>> start
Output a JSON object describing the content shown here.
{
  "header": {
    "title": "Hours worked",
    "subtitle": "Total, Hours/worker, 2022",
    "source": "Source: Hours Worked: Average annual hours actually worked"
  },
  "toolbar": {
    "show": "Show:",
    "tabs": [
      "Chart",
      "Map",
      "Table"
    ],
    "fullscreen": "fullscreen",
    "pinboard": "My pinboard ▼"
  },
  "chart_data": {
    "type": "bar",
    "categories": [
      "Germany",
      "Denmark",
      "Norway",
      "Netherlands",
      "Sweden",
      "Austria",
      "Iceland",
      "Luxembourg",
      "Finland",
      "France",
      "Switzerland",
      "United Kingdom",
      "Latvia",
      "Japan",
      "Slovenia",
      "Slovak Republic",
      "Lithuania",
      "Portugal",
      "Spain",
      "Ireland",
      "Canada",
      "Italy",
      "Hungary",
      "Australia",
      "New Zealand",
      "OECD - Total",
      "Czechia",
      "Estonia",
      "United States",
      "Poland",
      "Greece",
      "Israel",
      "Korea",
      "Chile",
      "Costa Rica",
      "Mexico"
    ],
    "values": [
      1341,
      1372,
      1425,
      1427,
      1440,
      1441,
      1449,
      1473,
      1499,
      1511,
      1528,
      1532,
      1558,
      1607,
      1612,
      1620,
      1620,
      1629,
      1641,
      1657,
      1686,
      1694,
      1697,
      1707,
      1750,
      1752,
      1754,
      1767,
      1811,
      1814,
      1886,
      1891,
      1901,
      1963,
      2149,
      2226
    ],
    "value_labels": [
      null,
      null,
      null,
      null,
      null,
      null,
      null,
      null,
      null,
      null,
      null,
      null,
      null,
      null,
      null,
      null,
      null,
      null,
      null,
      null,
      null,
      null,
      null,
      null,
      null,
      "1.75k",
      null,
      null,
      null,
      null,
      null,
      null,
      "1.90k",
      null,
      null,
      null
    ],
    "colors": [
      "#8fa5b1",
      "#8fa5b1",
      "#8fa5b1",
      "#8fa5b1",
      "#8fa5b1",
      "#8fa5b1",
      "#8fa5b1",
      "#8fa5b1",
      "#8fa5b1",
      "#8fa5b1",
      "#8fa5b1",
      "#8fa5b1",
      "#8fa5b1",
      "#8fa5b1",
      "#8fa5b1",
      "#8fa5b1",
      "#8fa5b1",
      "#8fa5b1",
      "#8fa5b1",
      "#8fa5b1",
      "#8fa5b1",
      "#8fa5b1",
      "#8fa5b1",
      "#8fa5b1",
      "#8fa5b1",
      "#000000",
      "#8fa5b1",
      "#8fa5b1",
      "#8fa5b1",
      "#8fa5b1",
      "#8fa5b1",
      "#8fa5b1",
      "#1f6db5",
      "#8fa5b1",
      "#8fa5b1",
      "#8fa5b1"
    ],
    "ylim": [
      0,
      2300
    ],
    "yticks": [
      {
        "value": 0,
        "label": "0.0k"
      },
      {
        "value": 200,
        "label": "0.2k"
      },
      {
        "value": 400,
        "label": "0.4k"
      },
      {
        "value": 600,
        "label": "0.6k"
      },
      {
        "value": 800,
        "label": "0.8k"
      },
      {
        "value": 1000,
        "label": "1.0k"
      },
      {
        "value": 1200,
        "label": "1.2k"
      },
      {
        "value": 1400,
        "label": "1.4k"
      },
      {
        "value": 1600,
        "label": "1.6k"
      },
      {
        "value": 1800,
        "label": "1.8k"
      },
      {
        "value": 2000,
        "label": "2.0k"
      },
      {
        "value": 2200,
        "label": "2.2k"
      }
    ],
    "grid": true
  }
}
>> end
● Problem details: Restate the data above exactly, keeping each word as it stands.

● Written answer:
Output a JSON object describing the content shown here.
{
  "header": {
    "title": "Hours worked",
    "subtitle": "Total, Hours/worker, 2022",
    "source": "Source: Hours Worked: Average annual hours actually worked"
  },
  "toolbar": {
    "show": "Show:",
    "tabs": [
      "Chart",
      "Map",
      "Table"
    ],
    "fullscreen": "fullscreen",
    "pinboard": "My pinboard ▼"
  },
  "chart_data": {
    "type": "bar",
    "categories": [
      "Germany",
      "Denmark",
      "Norway",
      "Netherlands",
      "Sweden",
      "Austria",
      "Iceland",
      "Luxembourg",
      "Finland",
      "France",
      "Switzerland",
      "United Kingdom",
      "Latvia",
      "Japan",
      "Slovenia",
      "Slovak Republic",
      "Lithuania",
      "Portugal",
      "Spain",
      "Ireland",
      "Canada",
      "Italy",
      "Hungary",
      "Australia",
      "New Zealand",
      "OECD - Total",
      "Czechia",
      "Estonia",
      "United States",
      "Poland",
      "Greece",
      "Israel",
      "Korea",
      "Chile",
      "Costa Rica",
      "Mexico"
    ],
    "values": [
      1341,
      1372,
      1425,
      1427,
      1440,
      1441,
      1449,
      1473,
      1499,
      1511,
      1528,
      1532,
      1558,
      1607,
      1612,
      1620,
      1620,
      1629,
      1641,
      1657,
      1686,
      1694,
      1697,
      1707,
      1750,
      1752,
      1754,
      1767,
      1811,
      1814,
      1886,
      1891,
      1901,
      1963,
      2149,
      2226
    ],
    "value_labels": [
      null,
      null,
      null,
      null,
      null,
      null,
      null,
      null,
      null,
      null,
      null,
      null,
      null,
      null,
      null,
      null,
      null,
      null,
      null,
      null,
      null,
      null,
      null,
      null,
      null,
      "1.75k",
      null,
      null,
      null,
      null,
      null,
      null,
      "1.90k",
      null,
      null,
      null
    ],
    "colors": [
      "#8fa5b1",
      "#8fa5b1",
      "#8fa5b1",
      "#8fa5b1",
      "#8fa5b1",
      "#8fa5b1",
      "#8fa5b1",
      "#8fa5b1",
      "#8fa5b1",
      "#8fa5b1",
      "#8fa5b1",
      "#8fa5b1",
      "#8fa5b1",
      "#8fa5b1",
      "#8fa5b1",
      "#8fa5b1",
      "#8fa5b1",
      "#8fa5b1",
      "#8fa5b1",
      "#8fa5b1",
      "#8fa5b1",
      "#8fa5b1",
      "#8fa5b1",
      "#8fa5b1",
      "#8fa5b1",
      "#000000",
      "#8fa5b1",
      "#8fa5b1",
      "#8fa5b1",
      "#8fa5b1",
      "#8fa5b1",
      "#8fa5b1",
      "#1f6db5",
      "#8fa5b1",
      "#8fa5b1",
      "#8fa5b1"
    ],
    "ylim": [
      0,
      2300
    ],
    "yticks": [
      {
        "value": 0,
        "label": "0.0k"
      },
      {
        "value": 200,
        "label": "0.2k"
      },
      {
        "value": 400,
        "label": "0.4k"
      },
      {
        "value": 600,
        "label": "0.6k"
      },
      {
        "value": 800,
        "label": "0.8k"
      },
      {
        "value": 1000,
        "label": "1.0k"
      },
      {
        "value": 1200,
        "label": "1.2k"
      },
      {
        "value": 1400,
        "label": "1.4k"
      },
      {
        "value": 1600,
        "label": "1.6k"
      },
      {
        "value": 1800,
        "label": "1.8k"
      },
      {
        "value": 2000,
        "label": "2.0k"
      },
      {
        "value": 2200,
        "label": "2.2k"
      }
    ],
    "grid": true
  }
}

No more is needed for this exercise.